-- Written request 1 --
Please swap "bounding boxes" for "box coordinates" in the records, from their first line through the line with "figure-wrap: 2 1 <box>200 583 755 848</box>", and leave everything else in those lines unchanged.

-- Provided passage --

::::::

What really set Kash off, it seems clear, is that — seemingly amid a bunch of files relating to the Special Counsel investigations that happened during the Biden Administration — was the document at the heart of Durham’s criminal investigation building on Russian disinformation, a document potentially referring to the fabrications Russian spies made.

Among the records found were many related to the FBI’s Mar-a-Lago search, the January 06 capitol breach, the Crossfire Hurricane investigation, as well as a copy of the Classified Appendix to the John Durham Special Counsel investigation. Moreover, an additional record discovered as part of this management review process was an original referral by the Central Intelligence Agency (CIA) to former FBI Director James Comey, known as a Counterintelligence Operational Lead (CIOL). This CIOL, believed to have been missing for several years, was dated September 07, 2016 and contained certain intelligence related to the 2016 U.S. presidential election campaign. The CIOL was found in a storage closet adjacent to the Director’s office and was subsequently transported to the 9582 SCIF. Former Director Comey previously testified before the Senate Judiciary Committee that he was unfamiliar with this CIOL as well as its related intelligence. [my emphasis]

Now, there are already several flashing lights here. 🚨🚨🚨 [Sorry Rayne!]

You cannot have Jack Eckenrode anywhere near the criminal investigation into a document he chased for years. He has more incentive to hide the Durham annex showing that he committed the very crime he was investigating than Comey (or anyone close to him) has to hide the CIOL. In any case, this still seems to fall well short of proof that the FBI actually received it. This opening memo describes that the people who are supposed to catalog such things did not, and if they found it after the fact, it would raise real questions if Eckenrode planted it.

Worse still, the opening memo for this investigation misrepresents Comey’s testimony from the hearing.

Lindsey: Do you recall getting an inquiry from the CI, excuse me, the intelligence community in September, 2016, about a concern that the Clinton campaign was going to create a scandal regarding Trump and Russia? Mr. Comey: I do not.

Senator Graham: You don’t remember getting a investigatory lead from the intelligence community, hang on a second … Let me find my document here.

Speaker 3: There it is.

Senator Graham: September the Seventh, 2016, the US intelligence officials forwarded an investigative referral to FBI Director James Comey and Assistant Director of Counterintelligence Peter Strzok regarding US presidential candidate Hillary Clinton’s approval of a plan concerning US presidential candidate Donald Trump and Russian hackers hampering US elections as a means of distracting the public from her use of a private email server. You don’t remember getting that or being talk, that doesn’t …

Mr. Comey: That doesn’t ring any bells with me.

[snip]

Senator Graham: Did you have a duty to look at any allegations regarding Clinton in Russia?

Mr. Comey: I don’t know what you mean. Senator Graham: Well, you say you had a duty to look at allegations about the Trump campaign being involved with the Russians. You’ve got a letter now from Radcliffe saying that there was a, they intercepted information about an effort in July where Hillary Clinton approved an effort to link Trump to Russia or the mob. Did you have an investigation look and see if whether that was true?

Mr. Comey: I can’t answer that. I’ve read Mr. Radcliffe’s letter, which frankly I have trouble understanding.

::::::

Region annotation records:
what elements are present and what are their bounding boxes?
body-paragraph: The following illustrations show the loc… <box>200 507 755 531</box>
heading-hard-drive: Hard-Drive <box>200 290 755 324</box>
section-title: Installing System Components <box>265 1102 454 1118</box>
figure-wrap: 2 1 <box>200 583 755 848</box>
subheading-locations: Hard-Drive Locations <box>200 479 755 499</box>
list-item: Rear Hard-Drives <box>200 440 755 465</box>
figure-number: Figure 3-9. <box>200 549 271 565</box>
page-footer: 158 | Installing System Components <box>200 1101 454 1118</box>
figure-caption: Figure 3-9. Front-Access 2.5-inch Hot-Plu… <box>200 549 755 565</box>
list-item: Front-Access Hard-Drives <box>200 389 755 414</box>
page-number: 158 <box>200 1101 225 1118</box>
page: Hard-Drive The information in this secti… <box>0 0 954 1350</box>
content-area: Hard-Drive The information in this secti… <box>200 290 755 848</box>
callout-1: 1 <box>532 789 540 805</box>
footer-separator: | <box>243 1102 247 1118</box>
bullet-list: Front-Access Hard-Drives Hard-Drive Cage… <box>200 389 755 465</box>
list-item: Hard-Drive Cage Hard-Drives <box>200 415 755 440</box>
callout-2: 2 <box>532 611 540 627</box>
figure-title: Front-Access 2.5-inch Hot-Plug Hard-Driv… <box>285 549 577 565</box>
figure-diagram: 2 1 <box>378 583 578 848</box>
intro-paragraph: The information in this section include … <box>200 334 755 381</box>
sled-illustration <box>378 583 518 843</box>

::::::

-- Written request 2 --
Write out the passage about the CIOL word for word from "You cannot have" to "from the hearing.".

-- Full output 1 --
what elements are present and what are their box coordinates?
body-paragraph: The following illustrations show the loc… <box>200 507 755 531</box>
heading-hard-drive: Hard-Drive <box>200 290 755 324</box>
section-title: Installing System Components <box>265 1102 454 1118</box>
figure-wrap: 2 1 <box>200 583 755 848</box>

-- Full output 2 --
You cannot have Jack Eckenrode anywhere near the criminal investigation into a document he chased for years. He has more incentive to hide the Durham annex showing that he committed the very crime he was investigating than Comey (or anyone close to him) has to hide the CIOL. In any case, this still seems to fall well short of proof that the FBI actually received it. This opening memo describes that the people who are supposed to catalog such things did not, and if they found it after the fact, it would raise real questions if Eckenrode planted it.

Worse still, the opening memo for this investigation misrepresents Comey’s testimony from the hearing.